** SHORT TASK **
Your task is to print the material below exactly as presented.

###

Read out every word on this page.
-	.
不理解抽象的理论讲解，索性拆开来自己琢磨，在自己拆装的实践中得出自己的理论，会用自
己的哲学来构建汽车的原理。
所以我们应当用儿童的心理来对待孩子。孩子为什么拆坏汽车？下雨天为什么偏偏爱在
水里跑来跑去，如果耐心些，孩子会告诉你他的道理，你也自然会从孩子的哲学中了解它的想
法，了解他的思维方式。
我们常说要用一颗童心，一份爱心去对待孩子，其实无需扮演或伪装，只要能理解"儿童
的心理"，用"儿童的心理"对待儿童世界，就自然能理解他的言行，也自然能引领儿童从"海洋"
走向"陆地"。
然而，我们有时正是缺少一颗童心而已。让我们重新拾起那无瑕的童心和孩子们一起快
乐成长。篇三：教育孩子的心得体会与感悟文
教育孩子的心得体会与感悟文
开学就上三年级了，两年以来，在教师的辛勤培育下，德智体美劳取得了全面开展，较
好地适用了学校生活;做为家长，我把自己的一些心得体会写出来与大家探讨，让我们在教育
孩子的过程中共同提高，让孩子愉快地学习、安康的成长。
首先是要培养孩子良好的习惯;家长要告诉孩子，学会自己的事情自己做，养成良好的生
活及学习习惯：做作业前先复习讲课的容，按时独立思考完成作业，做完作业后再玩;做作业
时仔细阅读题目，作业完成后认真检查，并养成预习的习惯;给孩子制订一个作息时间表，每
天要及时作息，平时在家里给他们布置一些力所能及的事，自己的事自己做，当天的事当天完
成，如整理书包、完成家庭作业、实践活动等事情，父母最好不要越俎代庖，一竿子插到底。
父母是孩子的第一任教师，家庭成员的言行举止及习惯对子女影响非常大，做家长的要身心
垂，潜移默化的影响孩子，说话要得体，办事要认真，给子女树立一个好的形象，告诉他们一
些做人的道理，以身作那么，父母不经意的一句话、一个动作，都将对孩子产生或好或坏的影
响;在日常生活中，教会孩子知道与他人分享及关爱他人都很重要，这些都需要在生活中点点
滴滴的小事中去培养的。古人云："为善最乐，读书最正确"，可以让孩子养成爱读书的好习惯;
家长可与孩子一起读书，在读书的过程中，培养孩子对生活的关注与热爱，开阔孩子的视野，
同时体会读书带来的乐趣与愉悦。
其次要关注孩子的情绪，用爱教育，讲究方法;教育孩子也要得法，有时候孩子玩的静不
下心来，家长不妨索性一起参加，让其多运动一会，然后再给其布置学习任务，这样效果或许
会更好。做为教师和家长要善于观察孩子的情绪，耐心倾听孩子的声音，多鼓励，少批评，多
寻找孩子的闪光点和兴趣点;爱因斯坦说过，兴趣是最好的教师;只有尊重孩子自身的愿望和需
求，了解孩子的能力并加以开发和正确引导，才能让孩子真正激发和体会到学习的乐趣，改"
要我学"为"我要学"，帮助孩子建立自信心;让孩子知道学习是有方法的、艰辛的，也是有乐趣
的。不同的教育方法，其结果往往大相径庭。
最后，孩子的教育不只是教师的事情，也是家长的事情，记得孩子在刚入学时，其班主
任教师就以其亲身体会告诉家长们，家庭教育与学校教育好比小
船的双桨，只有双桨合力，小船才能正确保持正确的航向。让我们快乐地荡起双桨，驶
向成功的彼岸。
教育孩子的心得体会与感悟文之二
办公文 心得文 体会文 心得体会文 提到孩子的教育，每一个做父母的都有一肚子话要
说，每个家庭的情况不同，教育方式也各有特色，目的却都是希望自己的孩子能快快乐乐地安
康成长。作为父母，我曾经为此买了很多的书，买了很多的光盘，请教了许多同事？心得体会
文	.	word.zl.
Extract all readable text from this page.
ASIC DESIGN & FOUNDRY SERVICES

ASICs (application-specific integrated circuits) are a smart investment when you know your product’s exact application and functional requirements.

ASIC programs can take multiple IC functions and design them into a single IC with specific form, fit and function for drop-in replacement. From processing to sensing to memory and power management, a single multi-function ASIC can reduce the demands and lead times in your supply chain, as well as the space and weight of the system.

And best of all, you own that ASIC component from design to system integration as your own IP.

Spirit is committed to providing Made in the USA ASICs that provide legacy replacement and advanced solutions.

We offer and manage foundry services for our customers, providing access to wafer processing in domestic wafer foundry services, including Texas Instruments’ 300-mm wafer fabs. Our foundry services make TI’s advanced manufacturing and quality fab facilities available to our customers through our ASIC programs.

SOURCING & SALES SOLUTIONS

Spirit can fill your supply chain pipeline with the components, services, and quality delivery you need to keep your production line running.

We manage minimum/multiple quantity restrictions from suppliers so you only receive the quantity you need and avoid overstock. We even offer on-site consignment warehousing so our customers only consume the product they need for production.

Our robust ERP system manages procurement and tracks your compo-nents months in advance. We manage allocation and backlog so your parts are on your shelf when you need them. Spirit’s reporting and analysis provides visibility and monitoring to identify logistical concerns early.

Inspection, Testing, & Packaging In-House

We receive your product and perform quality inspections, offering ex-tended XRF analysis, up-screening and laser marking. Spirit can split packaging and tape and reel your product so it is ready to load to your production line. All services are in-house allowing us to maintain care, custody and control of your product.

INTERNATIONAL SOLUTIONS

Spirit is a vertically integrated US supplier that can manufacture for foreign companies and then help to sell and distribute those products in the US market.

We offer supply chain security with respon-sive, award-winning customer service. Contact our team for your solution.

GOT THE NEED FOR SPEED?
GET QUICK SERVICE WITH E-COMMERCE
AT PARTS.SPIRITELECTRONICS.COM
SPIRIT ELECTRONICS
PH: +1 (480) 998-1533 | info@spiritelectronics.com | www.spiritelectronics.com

###

** FULL ANSWER **
Read out every word on this page.
-	.
不理解抽象的理论讲解，索性拆开来自己琢磨，在自己拆装的实践中得出自己的理论，会用自
己的哲学来构建汽车的原理。
所以我们应当用儿童的心理来对待孩子。孩子为什么拆坏汽车？下雨天为什么偏偏爱在
水里跑来跑去，如果耐心些，孩子会告诉你他的道理，你也自然会从孩子的哲学中了解它的想
法，了解他的思维方式。
我们常说要用一颗童心，一份爱心去对待孩子，其实无需扮演或伪装，只要能理解"儿童
的心理"，用"儿童的心理"对待儿童世界，就自然能理解他的言行，也自然能引领儿童从"海洋"
走向"陆地"。
然而，我们有时正是缺少一颗童心而已。让我们重新拾起那无瑕的童心和孩子们一起快
乐成长。篇三：教育孩子的心得体会与感悟文
教育孩子的心得体会与感悟文
开学就上三年级了，两年以来，在教师的辛勤培育下，德智体美劳取得了全面开展，较
好地适用了学校生活;做为家长，我把自己的一些心得体会写出来与大家探讨，让我们在教育
孩子的过程中共同提高，让孩子愉快地学习、安康的成长。
首先是要培养孩子良好的习惯;家长要告诉孩子，学会自己的事情自己做，养成良好的生
活及学习习惯：做作业前先复习讲课的容，按时独立思考完成作业，做完作业后再玩;做作业
时仔细阅读题目，作业完成后认真检查，并养成预习的习惯;给孩子制订一个作息时间表，每
天要及时作息，平时在家里给他们布置一些力所能及的事，自己的事自己做，当天的事当天完
成，如整理书包、完成家庭作业、实践活动等事情，父母最好不要越俎代庖，一竿子插到底。
父母是孩子的第一任教师，家庭成员的言行举止及习惯对子女影响非常大，做家长的要身心
垂，潜移默化的影响孩子，说话要得体，办事要认真，给子女树立一个好的形象，告诉他们一
些做人的道理，以身作那么，父母不经意的一句话、一个动作，都将对孩子产生或好或坏的影
响;在日常生活中，教会孩子知道与他人分享及关爱他人都很重要，这些都需要在生活中点点
滴滴的小事中去培养的。古人云："为善最乐，读书最正确"，可以让孩子养成爱读书的好习惯;
家长可与孩子一起读书，在读书的过程中，培养孩子对生活的关注与热爱，开阔孩子的视野，
同时体会读书带来的乐趣与愉悦。
其次要关注孩子的情绪，用爱教育，讲究方法;教育孩子也要得法，有时候孩子玩的静不
下心来，家长不妨索性一起参加，让其多运动一会，然后再给其布置学习任务，这样效果或许
会更好。做为教师和家长要善于观察孩子的情绪，耐心倾听孩子的声音，多鼓励，少批评，多
寻找孩子的闪光点和兴趣点;爱因斯坦说过，兴趣是最好的教师;只有尊重孩子自身的愿望和需
求，了解孩子的能力并加以开发和正确引导，才能让孩子真正激发和体会到学习的乐趣，改"
要我学"为"我要学"，帮助孩子建立自信心;让孩子知道学习是有方法的、艰辛的，也是有乐趣
的。不同的教育方法，其结果往往大相径庭。
最后，孩子的教育不只是教师的事情，也是家长的事情，记得孩子在刚入学时，其班主
任教师就以其亲身体会告诉家长们，家庭教育与学校教育好比小
船的双桨，只有双桨合力，小船才能正确保持正确的航向。让我们快乐地荡起双桨，驶
向成功的彼岸。
教育孩子的心得体会与感悟文之二
办公文 心得文 体会文 心得体会文 提到孩子的教育，每一个做父母的都有一肚子话要
说，每个家庭的情况不同，教育方式也各有特色，目的却都是希望自己的孩子能快快乐乐地安
康成长。作为父母，我曾经为此买了很多的书，买了很多的光盘，请教了许多同事？心得体会
文	.	word.zl.
Extract all readable text from this page.
ASIC DESIGN & FOUNDRY SERVICES

ASICs (application-specific integrated circuits) are a smart investment when you know your product’s exact application and functional requirements.

ASIC programs can take multiple IC functions and design them into a single IC with specific form, fit and function for drop-in replacement. From processing to sensing to memory and power management, a single multi-function ASIC can reduce the demands and lead times in your supply chain, as well as the space and weight of the system.

And best of all, you own that ASIC component from design to system integration as your own IP.

Spirit is committed to providing Made in the USA ASICs that provide legacy replacement and advanced solutions.

We offer and manage foundry services for our customers, providing access to wafer processing in domestic wafer foundry services, including Texas Instruments’ 300-mm wafer fabs. Our foundry services make TI’s advanced manufacturing and quality fab facilities available to our customers through our ASIC programs.

SOURCING & SALES SOLUTIONS

Spirit can fill your supply chain pipeline with the components, services, and quality delivery you need to keep your production line running.

We manage minimum/multiple quantity restrictions from suppliers so you only receive the quantity you need and avoid overstock. We even offer on-site consignment warehousing so our customers only consume the product they need for production.

Our robust ERP system manages procurement and tracks your compo-nents months in advance. We manage allocation and backlog so your parts are on your shelf when you need them. Spirit’s reporting and analysis provides visibility and monitoring to identify logistical concerns early.

Inspection, Testing, & Packaging In-House

We receive your product and perform quality inspections, offering ex-tended XRF analysis, up-screening and laser marking. Spirit can split packaging and tape and reel your product so it is ready to load to your production line. All services are in-house allowing us to maintain care, custody and control of your product.

INTERNATIONAL SOLUTIONS

Spirit is a vertically integrated US supplier that can manufacture for foreign companies and then help to sell and distribute those products in the US market.

We offer supply chain security with respon-sive, award-winning customer service. Contact our team for your solution.

GOT THE NEED FOR SPEED?
GET QUICK SERVICE WITH E-COMMERCE
AT PARTS.SPIRITELECTRONICS.COM
SPIRIT ELECTRONICS
PH: +1 (480) 998-1533 | info@spiritelectronics.com | www.spiritelectronics.com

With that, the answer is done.